(Collection entries)
# # #

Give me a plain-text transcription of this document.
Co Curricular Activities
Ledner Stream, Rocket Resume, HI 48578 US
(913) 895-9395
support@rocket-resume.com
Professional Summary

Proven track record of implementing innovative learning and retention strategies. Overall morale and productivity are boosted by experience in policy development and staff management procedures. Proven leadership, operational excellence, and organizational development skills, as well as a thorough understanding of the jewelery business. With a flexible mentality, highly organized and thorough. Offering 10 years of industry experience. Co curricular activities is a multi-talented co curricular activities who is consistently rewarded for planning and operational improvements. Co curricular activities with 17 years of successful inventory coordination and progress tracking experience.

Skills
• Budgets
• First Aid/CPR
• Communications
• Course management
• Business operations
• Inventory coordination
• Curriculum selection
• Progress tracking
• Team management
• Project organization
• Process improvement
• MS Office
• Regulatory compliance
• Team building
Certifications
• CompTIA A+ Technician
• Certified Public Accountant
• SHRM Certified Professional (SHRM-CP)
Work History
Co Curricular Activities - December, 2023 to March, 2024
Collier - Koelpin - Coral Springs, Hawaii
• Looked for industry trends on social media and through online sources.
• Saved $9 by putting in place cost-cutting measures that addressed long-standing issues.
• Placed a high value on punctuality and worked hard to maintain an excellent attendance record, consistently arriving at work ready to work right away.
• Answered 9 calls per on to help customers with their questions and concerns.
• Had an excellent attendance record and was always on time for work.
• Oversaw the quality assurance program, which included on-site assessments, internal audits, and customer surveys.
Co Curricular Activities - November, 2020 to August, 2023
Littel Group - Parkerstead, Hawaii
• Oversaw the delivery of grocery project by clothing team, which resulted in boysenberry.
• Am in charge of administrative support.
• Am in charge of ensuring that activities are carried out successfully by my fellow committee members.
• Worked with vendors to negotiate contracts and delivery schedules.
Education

# # #

* SET TASK
Each line of the material must be restated exactly.

* COMPLETED TASK
Give me a plain-text transcription of this document.
Co Curricular Activities
Ledner Stream, Rocket Resume, HI 48578 US
(913) 895-9395
support@rocket-resume.com
Professional Summary

Proven track record of implementing innovative learning and retention strategies. Overall morale and productivity are boosted by experience in policy development and staff management procedures. Proven leadership, operational excellence, and organizational development skills, as well as a thorough understanding of the jewelery business. With a flexible mentality, highly organized and thorough. Offering 10 years of industry experience. Co curricular activities is a multi-talented co curricular activities who is consistently rewarded for planning and operational improvements. Co curricular activities with 17 years of successful inventory coordination and progress tracking experience.

Skills
• Budgets
• First Aid/CPR
• Communications
• Course management
• Business operations
• Inventory coordination
• Curriculum selection
• Progress tracking
• Team management
• Project organization
• Process improvement
• MS Office
• Regulatory compliance
• Team building
Certifications
• CompTIA A+ Technician
• Certified Public Accountant
• SHRM Certified Professional (SHRM-CP)
Work History
Co Curricular Activities - December, 2023 to March, 2024
Collier - Koelpin - Coral Springs, Hawaii
• Looked for industry trends on social media and through online sources.
• Saved $9 by putting in place cost-cutting measures that addressed long-standing issues.
• Placed a high value on punctuality and worked hard to maintain an excellent attendance record, consistently arriving at work ready to work right away.
• Answered 9 calls per on to help customers with their questions and concerns.
• Had an excellent attendance record and was always on time for work.
• Oversaw the quality assurance program, which included on-site assessments, internal audits, and customer surveys.
Co Curricular Activities - November, 2020 to August, 2023
Littel Group - Parkerstead, Hawaii
• Oversaw the delivery of grocery project by clothing team, which resulted in boysenberry.
• Am in charge of administrative support.
• Am in charge of ensuring that activities are carried out successfully by my fellow committee members.
• Worked with vendors to negotiate contracts and delivery schedules.
Education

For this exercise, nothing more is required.